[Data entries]
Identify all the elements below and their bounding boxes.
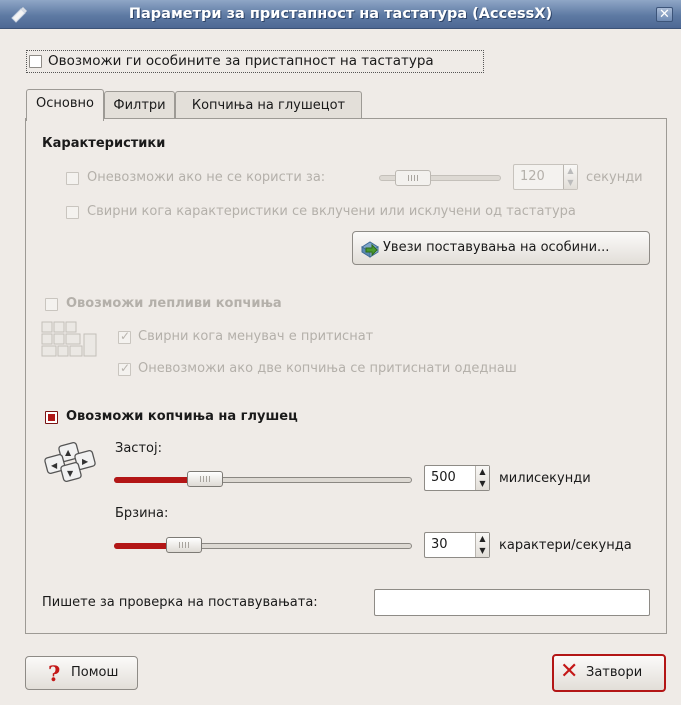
disable-two-keys-label: Оневозможи ако две копчиња се притиснати… [138, 361, 517, 376]
spin-arrows-icon[interactable]: ▲ ▼ [563, 165, 577, 189]
svg-text:◀: ◀ [51, 461, 58, 470]
disable-unused-label: Оневозможи ако не се користи за: [87, 170, 326, 185]
import-icon [361, 241, 379, 258]
tab-label: Филтри [113, 98, 166, 113]
beep-modifier-label: Свирни кога менувач е притиснат [138, 329, 374, 344]
delay-spinbutton[interactable]: 500 ▲ ▼ [424, 465, 490, 491]
mouse-keys-checkbox[interactable] [45, 411, 58, 424]
disable-two-keys-checkbox[interactable] [118, 361, 131, 376]
svg-text:▲: ▲ [65, 448, 72, 457]
close-x-icon: ✕ [560, 659, 579, 684]
timeout-unit: секунди [586, 170, 643, 185]
sticky-keys-icon [41, 321, 97, 357]
tab-label: Копчиња на глушецот [191, 98, 346, 113]
mouse-keys-label[interactable]: Овозможи копчиња на глушец [66, 409, 298, 424]
tab-mouse-keys[interactable]: Копчиња на глушецот [175, 91, 362, 120]
import-settings-button[interactable]: Увези поставувања на особини... [352, 231, 650, 265]
beep-toggle-label: Свирни кога карактеристики се вклучени и… [87, 204, 576, 219]
close-button[interactable]: ✕ Затвори [552, 654, 666, 692]
close-icon[interactable]: ✕ [656, 7, 673, 22]
tab-basic[interactable]: Основно [26, 89, 104, 121]
tab-label: Основно [36, 96, 94, 111]
slider-knob[interactable] [187, 471, 223, 487]
speed-unit: карактери/секунда [499, 538, 632, 553]
speed-spinbutton[interactable]: 30 ▲ ▼ [424, 532, 490, 558]
timeout-spinbutton[interactable]: 120 ▲ ▼ [513, 164, 578, 190]
svg-text:▼: ▼ [67, 469, 74, 478]
slider-fill [114, 477, 190, 483]
title-bar: Параметри за пристапност на тастатура (A… [0, 0, 681, 29]
beep-modifier-checkbox[interactable] [118, 329, 131, 344]
enable-accessibility-label[interactable]: Овозможи ги особините за пристапност на … [48, 53, 434, 69]
speed-value: 30 [431, 537, 448, 552]
spin-arrows-icon[interactable]: ▲ ▼ [475, 533, 489, 557]
mouse-keys-icon: ▲ ▶ ◀ ▼ [44, 441, 96, 483]
speed-label: Брзина: [115, 506, 169, 521]
test-field-input[interactable] [374, 589, 650, 616]
features-heading: Карактеристики [42, 136, 166, 151]
sticky-keys-label: Овозможи лепливи копчиња [66, 296, 282, 311]
delay-value: 500 [431, 470, 456, 485]
slider-knob[interactable] [166, 537, 202, 553]
tab-panel [25, 118, 667, 634]
delay-unit: милисекунди [499, 471, 591, 486]
sticky-keys-checkbox[interactable] [45, 298, 58, 311]
svg-text:▶: ▶ [82, 457, 89, 466]
test-field-label: Пишете за проверка на поставувањата: [42, 595, 318, 610]
disable-unused-checkbox[interactable] [66, 172, 79, 185]
import-settings-label: Увези поставувања на особини... [383, 240, 610, 255]
window-title: Параметри за пристапност на тастатура (A… [128, 6, 553, 22]
help-button[interactable]: ? Помош [25, 656, 138, 690]
delay-label: Застој: [115, 441, 162, 456]
slider-fill [114, 543, 172, 549]
help-button-label: Помош [71, 665, 119, 680]
beep-toggle-checkbox[interactable] [66, 206, 79, 219]
close-button-label: Затвори [586, 665, 643, 680]
timeout-value: 120 [520, 169, 545, 184]
keyboard-accessibility-icon [11, 7, 27, 23]
help-icon: ? [48, 661, 61, 686]
tab-filters[interactable]: Филтри [104, 91, 175, 120]
spin-arrows-icon[interactable]: ▲ ▼ [475, 466, 489, 490]
slider-knob[interactable] [395, 170, 431, 186]
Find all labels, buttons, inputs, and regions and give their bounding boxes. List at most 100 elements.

INSTRUCTIONS TO FOLLOW: Change every occurrence of "bounding boxes" in the items above to "box coordinates", and return the items otherwise unchanged. Leave the pictures out of your answer.

COMPLETED EXERCISE:
Identify all the elements below and their box coordinates.
disable-two-keys-label: Оневозможи ако две копчиња се притиснати… [138, 361, 517, 376]
spin-arrows-icon[interactable]: ▲ ▼ [563, 165, 577, 189]
svg-text:◀: ◀ [51, 461, 58, 470]
disable-unused-label: Оневозможи ако не се користи за: [87, 170, 326, 185]
import-icon [361, 241, 379, 258]
tab-label: Филтри [113, 98, 166, 113]
beep-modifier-label: Свирни кога менувач е притиснат [138, 329, 374, 344]
delay-spinbutton[interactable]: 500 ▲ ▼ [424, 465, 490, 491]
mouse-keys-checkbox[interactable] [45, 411, 58, 424]
disable-two-keys-checkbox[interactable] [118, 361, 131, 376]
svg-text:▲: ▲ [65, 448, 72, 457]
close-x-icon: ✕ [560, 659, 579, 684]
timeout-unit: секунди [586, 170, 643, 185]
sticky-keys-icon [41, 321, 97, 357]
tab-label: Копчиња на глушецот [191, 98, 346, 113]
mouse-keys-label[interactable]: Овозможи копчиња на глушец [66, 409, 298, 424]
tab-mouse-keys[interactable]: Копчиња на глушецот [175, 91, 362, 120]
import-settings-button[interactable]: Увези поставувања на особини... [352, 231, 650, 265]
beep-toggle-label: Свирни кога карактеристики се вклучени и… [87, 204, 576, 219]
close-button[interactable]: ✕ Затвори [552, 654, 666, 692]
close-icon[interactable]: ✕ [656, 7, 673, 22]
tab-basic[interactable]: Основно [26, 89, 104, 121]
tab-label: Основно [36, 96, 94, 111]
slider-knob[interactable] [187, 471, 223, 487]
speed-unit: карактери/секунда [499, 538, 632, 553]
speed-spinbutton[interactable]: 30 ▲ ▼ [424, 532, 490, 558]
timeout-spinbutton[interactable]: 120 ▲ ▼ [513, 164, 578, 190]
svg-text:▼: ▼ [67, 469, 74, 478]
slider-fill [114, 477, 190, 483]
title-bar: Параметри за пристапност на тастатура (A… [0, 0, 681, 29]
beep-modifier-checkbox[interactable] [118, 329, 131, 344]
enable-accessibility-label[interactable]: Овозможи ги особините за пристапност на … [48, 53, 434, 69]
speed-value: 30 [431, 537, 448, 552]
spin-arrows-icon[interactable]: ▲ ▼ [475, 533, 489, 557]
mouse-keys-icon: ▲ ▶ ◀ ▼ [44, 441, 96, 483]
speed-label: Брзина: [115, 506, 169, 521]
test-field-input[interactable] [374, 589, 650, 616]
features-heading: Карактеристики [42, 136, 166, 151]
sticky-keys-label: Овозможи лепливи копчиња [66, 296, 282, 311]
delay-value: 500 [431, 470, 456, 485]
slider-knob[interactable] [166, 537, 202, 553]
tab-panel [25, 118, 667, 634]
delay-unit: милисекунди [499, 471, 591, 486]
sticky-keys-checkbox[interactable] [45, 298, 58, 311]
svg-text:▶: ▶ [82, 457, 89, 466]
test-field-label: Пишете за проверка на поставувањата: [42, 595, 318, 610]
disable-unused-checkbox[interactable] [66, 172, 79, 185]
import-settings-label: Увези поставувања на особини... [383, 240, 610, 255]
window-title: Параметри за пристапност на тастатура (A… [128, 6, 553, 22]
help-button[interactable]: ? Помош [25, 656, 138, 690]
delay-label: Застој: [115, 441, 162, 456]
slider-fill [114, 543, 172, 549]
help-button-label: Помош [71, 665, 119, 680]
beep-toggle-checkbox[interactable] [66, 206, 79, 219]
close-button-label: Затвори [586, 665, 643, 680]
timeout-value: 120 [520, 169, 545, 184]
keyboard-accessibility-icon [11, 7, 27, 23]
help-icon: ? [48, 661, 61, 686]
tab-filters[interactable]: Филтри [104, 91, 175, 120]
spin-arrows-icon[interactable]: ▲ ▼ [475, 466, 489, 490]
slider-knob[interactable] [395, 170, 431, 186]
Find all labels, buttons, inputs, and regions and give their box coordinates. List at most 100 elements.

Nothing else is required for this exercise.